# WHAT YOU HAVE TO DO
Return every line below in which "name" appears.

# DATA FOR PROCESSING

** Start **

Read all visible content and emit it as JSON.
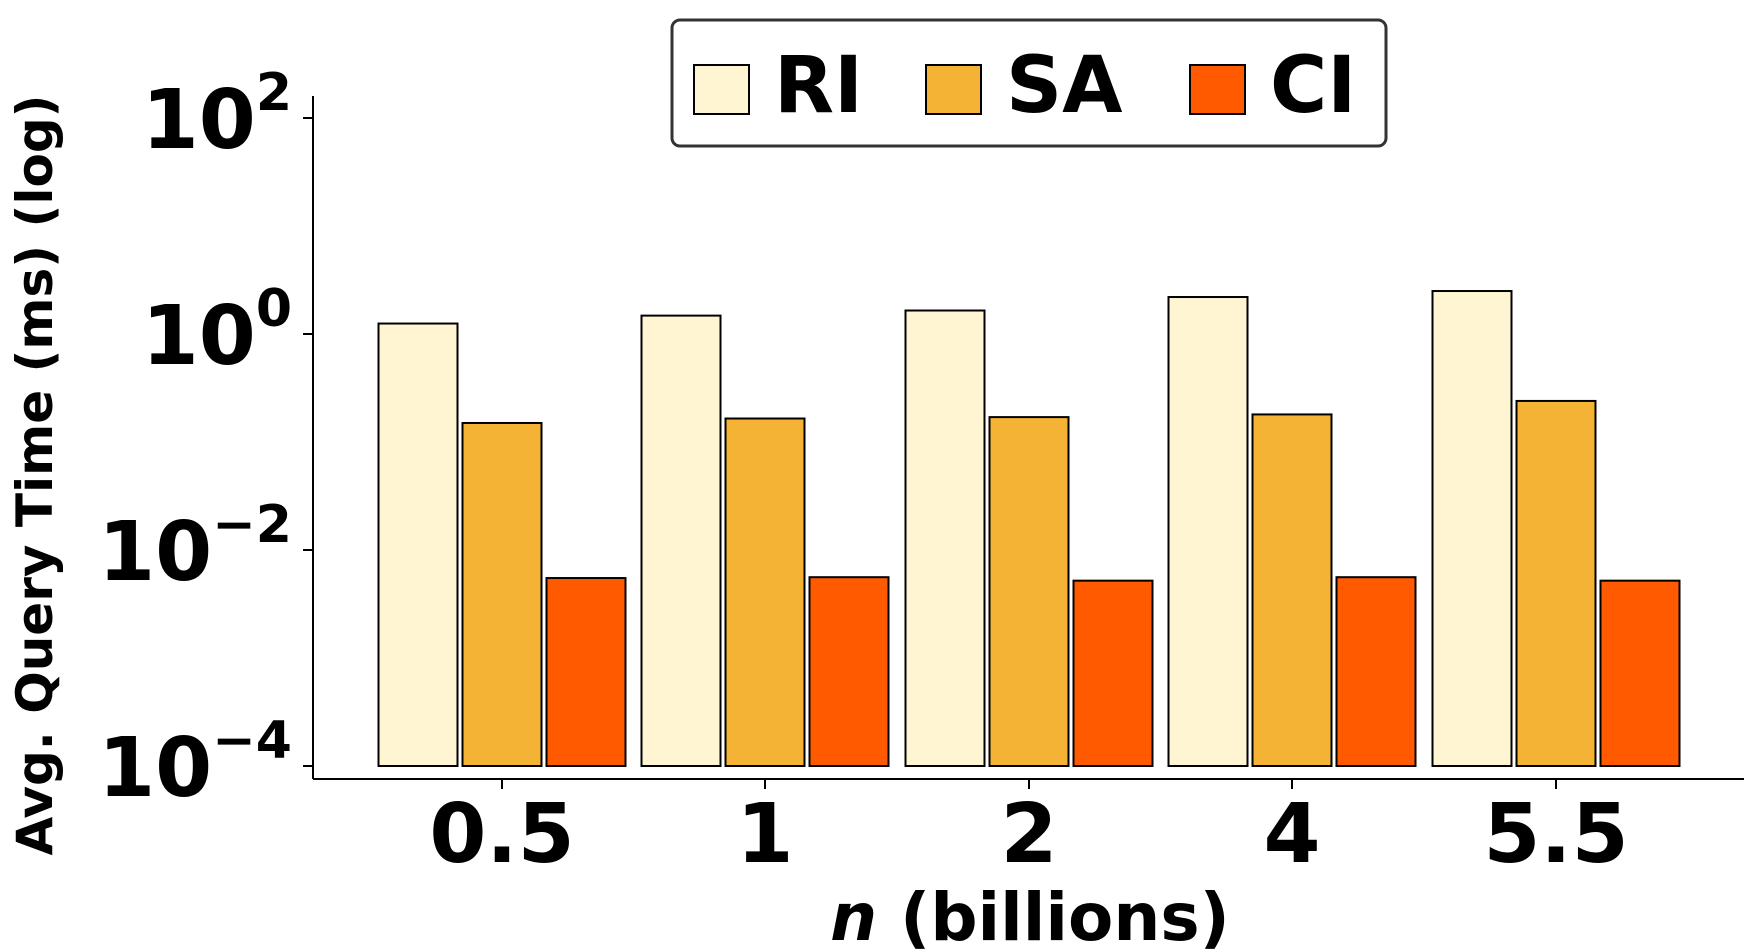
{
  "chart_data": {
    "type": "bar",
    "scale": "log",
    "categories": [
      "0.5",
      "1",
      "2",
      "4",
      "5.5"
    ],
    "series": [
      {
        "name": "RI",
        "color": "#FFF5D2",
        "values": [
          1.25,
          1.48,
          1.65,
          2.2,
          2.5
        ]
      },
      {
        "name": "SA",
        "color": "#F4B335",
        "values": [
          0.15,
          0.165,
          0.17,
          0.18,
          0.24
        ]
      },
      {
        "name": "CI",
        "color": "#FF5A00",
        "values": [
          0.0055,
          0.0056,
          0.0052,
          0.0056,
          0.0052
        ]
      }
    ],
    "yticks": [
      {
        "value": 0.0001,
        "base": "10",
        "exp": "−4"
      },
      {
        "value": 0.01,
        "base": "10",
        "exp": "−2"
      },
      {
        "value": 1,
        "base": "10",
        "exp": "0"
      },
      {
        "value": 100,
        "base": "10",
        "exp": "2"
      }
    ],
    "ylim": [
      0.0001,
      100
    ],
    "xlabel": {
      "italic": "n",
      "rest": " (billions)"
    },
    "ylabel": "Avg. Query Time (ms) (log)",
    "legend_position": "top-center",
    "grid": false
  }
}
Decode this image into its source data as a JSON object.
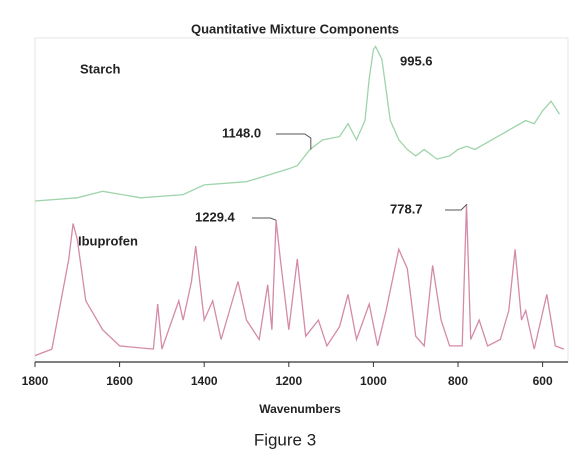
{
  "chart_data": {
    "type": "line",
    "title": "Quantitative Mixture Components",
    "x_label": "Wavenumbers",
    "caption": "Figure 3",
    "xlim": [
      1800,
      540
    ],
    "xticks": [
      1800,
      1600,
      1400,
      1200,
      1000,
      800,
      600
    ],
    "ylim": [
      0,
      100
    ],
    "series": [
      {
        "name": "Starch",
        "color": "#9fd4aa",
        "x": [
          1800,
          1700,
          1640,
          1550,
          1450,
          1400,
          1300,
          1250,
          1200,
          1180,
          1150,
          1120,
          1080,
          1060,
          1040,
          1020,
          1010,
          1000,
          995,
          980,
          960,
          940,
          920,
          900,
          880,
          850,
          820,
          800,
          780,
          760,
          720,
          680,
          640,
          620,
          600,
          580,
          560
        ],
        "values": [
          50,
          51,
          53,
          51,
          52,
          55,
          56,
          58,
          60,
          61,
          66,
          69,
          70,
          74,
          69,
          75,
          88,
          97,
          98,
          94,
          75,
          69,
          66,
          64,
          66,
          63,
          64,
          66,
          67,
          66,
          69,
          72,
          75,
          74,
          78,
          81,
          77
        ]
      },
      {
        "name": "Ibuprofen",
        "color": "#d48aa8",
        "x": [
          1800,
          1760,
          1720,
          1710,
          1700,
          1680,
          1640,
          1600,
          1520,
          1510,
          1500,
          1460,
          1450,
          1430,
          1420,
          1400,
          1380,
          1360,
          1320,
          1300,
          1270,
          1250,
          1240,
          1230,
          1220,
          1200,
          1180,
          1160,
          1130,
          1110,
          1080,
          1060,
          1040,
          1010,
          990,
          970,
          940,
          920,
          900,
          880,
          860,
          840,
          820,
          790,
          780,
          770,
          750,
          730,
          700,
          680,
          665,
          650,
          640,
          620,
          590,
          570,
          550
        ],
        "values": [
          2,
          4,
          32,
          43,
          38,
          19,
          10,
          5,
          4,
          18,
          4,
          19,
          13,
          25,
          36,
          13,
          19,
          7,
          25,
          13,
          7,
          24,
          10,
          44,
          32,
          10,
          32,
          8,
          13,
          5,
          11,
          21,
          7,
          18,
          5,
          16,
          35,
          29,
          8,
          5,
          30,
          13,
          5,
          5,
          49,
          7,
          13,
          5,
          7,
          16,
          35,
          13,
          16,
          4,
          21,
          5,
          4
        ]
      }
    ],
    "annotations": [
      {
        "label": "995.6",
        "x": 995.6,
        "series": 0
      },
      {
        "label": "1148.0",
        "x": 1148.0,
        "series": 0
      },
      {
        "label": "1229.4",
        "x": 1229.4,
        "series": 1
      },
      {
        "label": "778.7",
        "x": 778.7,
        "series": 1
      }
    ]
  }
}
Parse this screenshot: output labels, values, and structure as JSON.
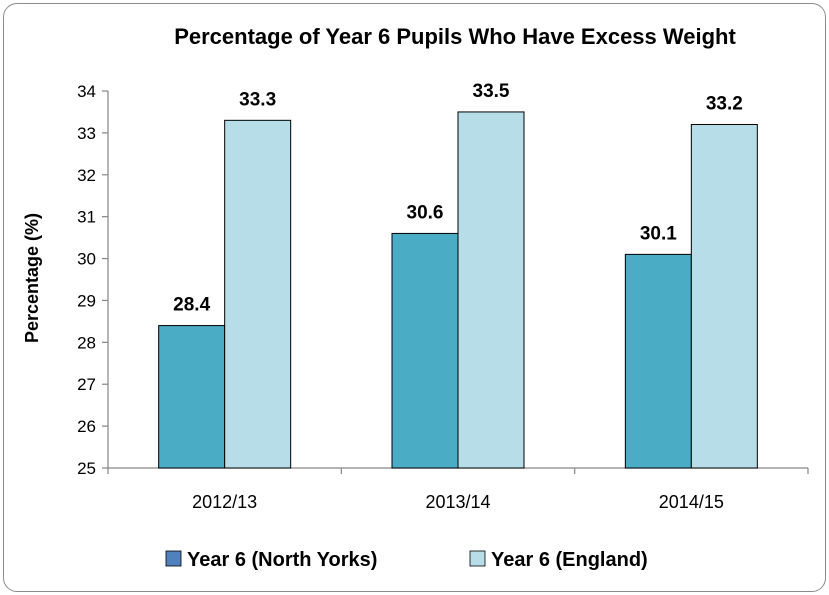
{
  "chart_data": {
    "type": "bar",
    "title": "Percentage of Year 6 Pupils Who Have Excess Weight",
    "xlabel": "",
    "ylabel": "Percentage (%)",
    "categories": [
      "2012/13",
      "2013/14",
      "2014/15"
    ],
    "ylim": [
      25,
      34
    ],
    "yticks": [
      25,
      26,
      27,
      28,
      29,
      30,
      31,
      32,
      33,
      34
    ],
    "grid": false,
    "legend_position": "bottom",
    "series": [
      {
        "name": "Year 6 (North Yorks)",
        "values": [
          28.4,
          30.6,
          30.1
        ],
        "color": "#4bacc6"
      },
      {
        "name": "Year 6 (England)",
        "values": [
          33.3,
          33.5,
          33.2
        ],
        "color": "#b7dee8"
      }
    ],
    "data_labels": true
  },
  "legend_marker_color": "#4f81bd"
}
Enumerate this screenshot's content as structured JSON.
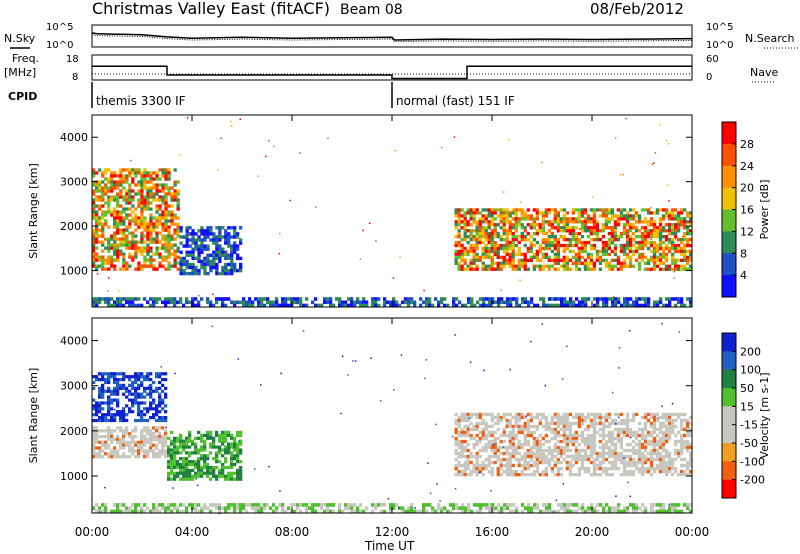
{
  "header": {
    "title": "Christmas Valley East (fitACF)",
    "beam": "Beam 08",
    "date": "08/Feb/2012"
  },
  "left_labels": {
    "nsky": "N.Sky",
    "freq": "Freq.",
    "freq_unit": "[MHz]",
    "cpid": "CPID"
  },
  "right_labels": {
    "nsearch": "N.Search",
    "nave": "Nave"
  },
  "scales": {
    "nsky_top": "10^5",
    "nsky_bottom": "10^0",
    "freq_top": "18",
    "freq_bottom": "8",
    "nsearch_top": "10^5",
    "nsearch_bottom": "10^0",
    "nave_top": "60",
    "nave_bottom": "0"
  },
  "cpid_modes": [
    {
      "label": "themis 3300 IF",
      "start_hour": 0,
      "end_hour": 12
    },
    {
      "label": "normal (fast) 151 IF",
      "start_hour": 12,
      "end_hour": 24
    }
  ],
  "chart_data": [
    {
      "type": "line",
      "panel": "noise-frequency",
      "x_range_hours": [
        0,
        24
      ],
      "series": [
        {
          "name": "N.Sky",
          "x": [
            0,
            0.2,
            1,
            2,
            3,
            4,
            6,
            8,
            10,
            12,
            12.1,
            14,
            16,
            18,
            20,
            22,
            24
          ],
          "y_log10": [
            3.2,
            3.0,
            2.9,
            2.8,
            2.3,
            2.0,
            2.2,
            2.0,
            2.1,
            2.2,
            1.6,
            1.8,
            1.7,
            1.8,
            1.7,
            1.8,
            1.9
          ]
        },
        {
          "name": "Freq.",
          "x": [
            0,
            3,
            3,
            12,
            12,
            15,
            15,
            24
          ],
          "y": [
            13.5,
            13.5,
            10,
            10,
            8.6,
            8.6,
            13.5,
            13.5
          ]
        }
      ]
    },
    {
      "type": "heatmap",
      "panel": "power",
      "title": "Power [dB]",
      "ylabel": "Slant Range [km]",
      "xlabel": "Time UT",
      "ylim": [
        180,
        4500
      ],
      "x_ticks": [
        "00:00",
        "04:00",
        "08:00",
        "12:00",
        "16:00",
        "20:00",
        "00:00"
      ],
      "y_ticks": [
        1000,
        2000,
        3000,
        4000
      ],
      "colorbar_label": "Power [dB]",
      "colorbar_ticks": [
        "28",
        "24",
        "20",
        "16",
        "12",
        "8",
        "4"
      ],
      "colorbar_colors": [
        "#ff0000",
        "#ff5000",
        "#ff9000",
        "#f2c000",
        "#62c030",
        "#2e8b57",
        "#1e50c8",
        "#1010ff"
      ],
      "echo_regions": [
        {
          "t0": 0,
          "t1": 3.5,
          "r0": 1000,
          "r1": 3300,
          "level_db": 20
        },
        {
          "t0": 3.5,
          "t1": 6,
          "r0": 900,
          "r1": 2000,
          "level_db": 8
        },
        {
          "t0": 14.5,
          "t1": 24,
          "r0": 1000,
          "r1": 2400,
          "level_db": 20
        },
        {
          "t0": 0,
          "t1": 24,
          "r0": 180,
          "r1": 400,
          "level_db": 6
        }
      ]
    },
    {
      "type": "heatmap",
      "panel": "velocity",
      "title": "Velocity [m s-1]",
      "ylabel": "Slant Range [km]",
      "xlabel": "Time UT",
      "ylim": [
        180,
        4500
      ],
      "x_ticks": [
        "00:00",
        "04:00",
        "08:00",
        "12:00",
        "16:00",
        "20:00",
        "00:00"
      ],
      "y_ticks": [
        1000,
        2000,
        3000,
        4000
      ],
      "colorbar_label": "Velocity [m s-1]",
      "colorbar_ticks": [
        "200",
        "100",
        "50",
        "15",
        "-15",
        "-50",
        "-100",
        "-200"
      ],
      "colorbar_colors": [
        "#1020d0",
        "#2060c0",
        "#208040",
        "#50c030",
        "#c8c8c0",
        "#c8c8c0",
        "#f0a020",
        "#f06010",
        "#ff0000"
      ],
      "echo_regions": [
        {
          "t0": 0,
          "t1": 3,
          "r0": 2200,
          "r1": 3300,
          "velocity": 150
        },
        {
          "t0": 0,
          "t1": 3,
          "r0": 1400,
          "r1": 2100,
          "velocity": 0
        },
        {
          "t0": 3,
          "t1": 6,
          "r0": 900,
          "r1": 2000,
          "velocity": 60
        },
        {
          "t0": 14.5,
          "t1": 24,
          "r0": 1000,
          "r1": 2400,
          "velocity": 0
        },
        {
          "t0": 0,
          "t1": 24,
          "r0": 180,
          "r1": 400,
          "velocity": 20
        }
      ]
    }
  ]
}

** End **

# FULL ANSWER
        "name": "RI",
        "name": "SA",
        "name": "CI",
        "name": "Starch",
        "name": "Ibuprofen",
        "name": "Year 6 (North Yorks)",
        "name": "Year 6 (England)",
          "name": "N.Sky",
          "name": "Freq.",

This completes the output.